◆ DO THIS ◆
Copy each line of the data below with the word "Советская".

◆ SOURCE RECORDS ◆
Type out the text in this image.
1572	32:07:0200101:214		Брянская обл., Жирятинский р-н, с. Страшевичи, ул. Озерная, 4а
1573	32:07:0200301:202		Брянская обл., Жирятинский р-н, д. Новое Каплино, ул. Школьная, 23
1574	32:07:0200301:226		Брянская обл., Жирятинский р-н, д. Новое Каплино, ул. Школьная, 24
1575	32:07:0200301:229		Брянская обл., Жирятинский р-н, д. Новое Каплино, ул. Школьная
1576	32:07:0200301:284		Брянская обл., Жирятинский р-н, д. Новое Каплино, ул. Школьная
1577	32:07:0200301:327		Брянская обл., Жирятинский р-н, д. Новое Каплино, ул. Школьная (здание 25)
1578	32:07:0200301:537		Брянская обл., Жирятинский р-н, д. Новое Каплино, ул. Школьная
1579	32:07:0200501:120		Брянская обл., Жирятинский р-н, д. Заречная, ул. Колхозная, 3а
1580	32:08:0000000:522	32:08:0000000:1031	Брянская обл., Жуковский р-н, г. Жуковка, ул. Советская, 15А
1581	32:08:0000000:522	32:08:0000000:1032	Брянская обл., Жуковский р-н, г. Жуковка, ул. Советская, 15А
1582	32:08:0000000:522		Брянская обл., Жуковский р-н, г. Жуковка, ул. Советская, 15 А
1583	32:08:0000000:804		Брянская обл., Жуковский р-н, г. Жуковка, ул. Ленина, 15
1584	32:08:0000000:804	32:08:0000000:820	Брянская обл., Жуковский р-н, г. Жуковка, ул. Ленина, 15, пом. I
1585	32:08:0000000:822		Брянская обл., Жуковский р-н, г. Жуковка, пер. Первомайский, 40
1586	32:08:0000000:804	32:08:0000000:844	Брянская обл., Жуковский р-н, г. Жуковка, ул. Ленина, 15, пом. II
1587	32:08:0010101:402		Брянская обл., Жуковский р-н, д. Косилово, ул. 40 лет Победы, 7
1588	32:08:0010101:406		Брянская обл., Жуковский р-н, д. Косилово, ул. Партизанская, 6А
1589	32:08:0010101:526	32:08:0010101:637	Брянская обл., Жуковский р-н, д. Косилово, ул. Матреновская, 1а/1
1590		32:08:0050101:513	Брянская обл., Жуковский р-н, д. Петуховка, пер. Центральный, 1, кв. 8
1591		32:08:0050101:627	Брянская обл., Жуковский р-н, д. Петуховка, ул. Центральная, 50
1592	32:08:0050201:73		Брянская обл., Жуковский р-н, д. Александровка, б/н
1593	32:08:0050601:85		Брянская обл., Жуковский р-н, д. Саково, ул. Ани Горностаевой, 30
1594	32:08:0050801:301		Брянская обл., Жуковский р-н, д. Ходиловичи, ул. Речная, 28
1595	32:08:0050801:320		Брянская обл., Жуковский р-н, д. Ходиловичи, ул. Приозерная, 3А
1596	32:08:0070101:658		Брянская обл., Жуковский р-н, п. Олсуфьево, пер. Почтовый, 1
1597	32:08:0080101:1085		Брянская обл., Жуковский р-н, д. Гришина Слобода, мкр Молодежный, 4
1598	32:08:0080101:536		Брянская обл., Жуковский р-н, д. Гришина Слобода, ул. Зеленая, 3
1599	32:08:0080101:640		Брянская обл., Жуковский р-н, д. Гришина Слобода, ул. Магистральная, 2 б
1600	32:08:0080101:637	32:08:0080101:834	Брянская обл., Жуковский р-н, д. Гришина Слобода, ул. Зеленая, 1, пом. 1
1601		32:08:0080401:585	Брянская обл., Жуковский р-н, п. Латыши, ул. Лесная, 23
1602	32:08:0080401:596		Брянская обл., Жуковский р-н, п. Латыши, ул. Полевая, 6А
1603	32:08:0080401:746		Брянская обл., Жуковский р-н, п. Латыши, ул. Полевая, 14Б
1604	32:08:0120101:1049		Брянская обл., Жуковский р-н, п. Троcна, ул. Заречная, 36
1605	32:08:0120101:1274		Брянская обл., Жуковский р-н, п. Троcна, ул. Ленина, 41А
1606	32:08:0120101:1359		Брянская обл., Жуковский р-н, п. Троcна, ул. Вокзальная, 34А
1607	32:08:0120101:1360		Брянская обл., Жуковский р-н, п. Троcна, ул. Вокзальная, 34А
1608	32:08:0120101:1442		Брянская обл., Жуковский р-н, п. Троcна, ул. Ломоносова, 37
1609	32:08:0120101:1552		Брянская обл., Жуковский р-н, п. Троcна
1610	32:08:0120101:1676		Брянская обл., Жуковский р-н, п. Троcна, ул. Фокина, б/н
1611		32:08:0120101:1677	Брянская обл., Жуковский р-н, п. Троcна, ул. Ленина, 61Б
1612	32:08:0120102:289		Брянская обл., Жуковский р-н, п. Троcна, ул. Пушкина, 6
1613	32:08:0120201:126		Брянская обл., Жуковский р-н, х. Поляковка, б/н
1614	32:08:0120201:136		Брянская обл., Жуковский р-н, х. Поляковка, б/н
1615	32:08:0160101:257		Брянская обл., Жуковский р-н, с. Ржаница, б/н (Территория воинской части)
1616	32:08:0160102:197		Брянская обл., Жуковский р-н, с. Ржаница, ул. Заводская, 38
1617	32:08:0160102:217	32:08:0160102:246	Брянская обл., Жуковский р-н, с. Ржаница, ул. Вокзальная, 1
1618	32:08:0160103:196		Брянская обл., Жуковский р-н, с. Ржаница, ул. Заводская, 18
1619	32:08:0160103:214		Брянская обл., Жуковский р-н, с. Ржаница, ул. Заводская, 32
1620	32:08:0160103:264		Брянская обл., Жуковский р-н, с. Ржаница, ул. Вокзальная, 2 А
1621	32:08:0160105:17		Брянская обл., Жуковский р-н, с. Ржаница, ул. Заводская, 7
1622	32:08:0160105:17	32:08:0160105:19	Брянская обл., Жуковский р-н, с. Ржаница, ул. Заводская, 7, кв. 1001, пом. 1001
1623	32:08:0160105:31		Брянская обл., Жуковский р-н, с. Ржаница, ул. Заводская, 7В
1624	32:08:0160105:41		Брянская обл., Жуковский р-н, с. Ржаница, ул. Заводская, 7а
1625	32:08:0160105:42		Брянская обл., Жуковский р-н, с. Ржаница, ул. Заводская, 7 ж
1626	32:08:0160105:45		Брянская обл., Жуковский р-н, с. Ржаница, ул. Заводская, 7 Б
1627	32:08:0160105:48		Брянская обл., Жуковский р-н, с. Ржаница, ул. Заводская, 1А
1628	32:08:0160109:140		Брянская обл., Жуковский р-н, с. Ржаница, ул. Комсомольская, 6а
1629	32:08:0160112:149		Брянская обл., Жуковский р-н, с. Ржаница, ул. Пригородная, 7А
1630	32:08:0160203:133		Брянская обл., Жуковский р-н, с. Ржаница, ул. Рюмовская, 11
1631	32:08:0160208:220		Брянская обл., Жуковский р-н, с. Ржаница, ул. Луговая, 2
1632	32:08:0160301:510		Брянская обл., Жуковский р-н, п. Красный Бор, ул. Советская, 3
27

◆ FULL OUTPUT ◆
1580	32:08:0000000:522	32:08:0000000:1031	Брянская обл., Жуковский р-н, г. Жуковка, ул. Советская, 15А
1581	32:08:0000000:522	32:08:0000000:1032	Брянская обл., Жуковский р-н, г. Жуковка, ул. Советская, 15А
1582	32:08:0000000:522		Брянская обл., Жуковский р-н, г. Жуковка, ул. Советская, 15 А
1632	32:08:0160301:510		Брянская обл., Жуковский р-н, п. Красный Бор, ул. Советская, 3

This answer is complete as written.